■ **STATED PROBLEM**: The entries below are to be written out again without alteration.

■ **INPUT DATA**:
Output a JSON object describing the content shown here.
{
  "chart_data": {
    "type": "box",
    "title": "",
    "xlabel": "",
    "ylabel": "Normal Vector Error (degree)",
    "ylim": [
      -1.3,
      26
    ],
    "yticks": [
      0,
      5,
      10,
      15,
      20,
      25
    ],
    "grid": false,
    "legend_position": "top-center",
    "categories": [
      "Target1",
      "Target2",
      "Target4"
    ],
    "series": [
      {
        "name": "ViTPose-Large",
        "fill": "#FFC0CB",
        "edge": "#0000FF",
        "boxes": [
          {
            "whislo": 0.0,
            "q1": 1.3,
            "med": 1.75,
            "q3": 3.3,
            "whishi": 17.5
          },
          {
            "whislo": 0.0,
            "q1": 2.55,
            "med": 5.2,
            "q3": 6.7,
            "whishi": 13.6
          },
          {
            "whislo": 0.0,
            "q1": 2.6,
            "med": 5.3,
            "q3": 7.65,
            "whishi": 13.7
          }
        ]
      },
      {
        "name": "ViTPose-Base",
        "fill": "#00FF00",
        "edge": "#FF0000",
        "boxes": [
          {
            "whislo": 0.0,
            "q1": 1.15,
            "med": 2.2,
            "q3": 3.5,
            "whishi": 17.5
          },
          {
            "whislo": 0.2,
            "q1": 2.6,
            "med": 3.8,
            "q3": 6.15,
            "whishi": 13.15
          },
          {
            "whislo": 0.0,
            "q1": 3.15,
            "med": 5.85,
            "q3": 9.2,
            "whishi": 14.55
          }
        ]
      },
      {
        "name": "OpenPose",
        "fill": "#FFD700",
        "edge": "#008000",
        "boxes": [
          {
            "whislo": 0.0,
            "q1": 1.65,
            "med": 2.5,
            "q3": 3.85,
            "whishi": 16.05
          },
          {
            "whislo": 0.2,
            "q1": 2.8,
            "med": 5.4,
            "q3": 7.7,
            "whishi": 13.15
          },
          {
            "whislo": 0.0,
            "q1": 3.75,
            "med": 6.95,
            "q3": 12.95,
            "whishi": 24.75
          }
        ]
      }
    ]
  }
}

■ **WRITTEN SOLUTION**:
Output a JSON object describing the content shown here.
{
  "chart_data": {
    "type": "box",
    "title": "",
    "xlabel": "",
    "ylabel": "Normal Vector Error (degree)",
    "ylim": [
      -1.3,
      26
    ],
    "yticks": [
      0,
      5,
      10,
      15,
      20,
      25
    ],
    "grid": false,
    "legend_position": "top-center",
    "categories": [
      "Target1",
      "Target2",
      "Target4"
    ],
    "series": [
      {
        "name": "ViTPose-Large",
        "fill": "#FFC0CB",
        "edge": "#0000FF",
        "boxes": [
          {
            "whislo": 0.0,
            "q1": 1.3,
            "med": 1.75,
            "q3": 3.3,
            "whishi": 17.5
          },
          {
            "whislo": 0.0,
            "q1": 2.55,
            "med": 5.2,
            "q3": 6.7,
            "whishi": 13.6
          },
          {
            "whislo": 0.0,
            "q1": 2.6,
            "med": 5.3,
            "q3": 7.65,
            "whishi": 13.7
          }
        ]
      },
      {
        "name": "ViTPose-Base",
        "fill": "#00FF00",
        "edge": "#FF0000",
        "boxes": [
          {
            "whislo": 0.0,
            "q1": 1.15,
            "med": 2.2,
            "q3": 3.5,
            "whishi": 17.5
          },
          {
            "whislo": 0.2,
            "q1": 2.6,
            "med": 3.8,
            "q3": 6.15,
            "whishi": 13.15
          },
          {
            "whislo": 0.0,
            "q1": 3.15,
            "med": 5.85,
            "q3": 9.2,
            "whishi": 14.55
          }
        ]
      },
      {
        "name": "OpenPose",
        "fill": "#FFD700",
        "edge": "#008000",
        "boxes": [
          {
            "whislo": 0.0,
            "q1": 1.65,
            "med": 2.5,
            "q3": 3.85,
            "whishi": 16.05
          },
          {
            "whislo": 0.2,
            "q1": 2.8,
            "med": 5.4,
            "q3": 7.7,
            "whishi": 13.15
          },
          {
            "whislo": 0.0,
            "q1": 3.75,
            "med": 6.95,
            "q3": 12.95,
            "whishi": 24.75
          }
        ]
      }
    ]
  }
}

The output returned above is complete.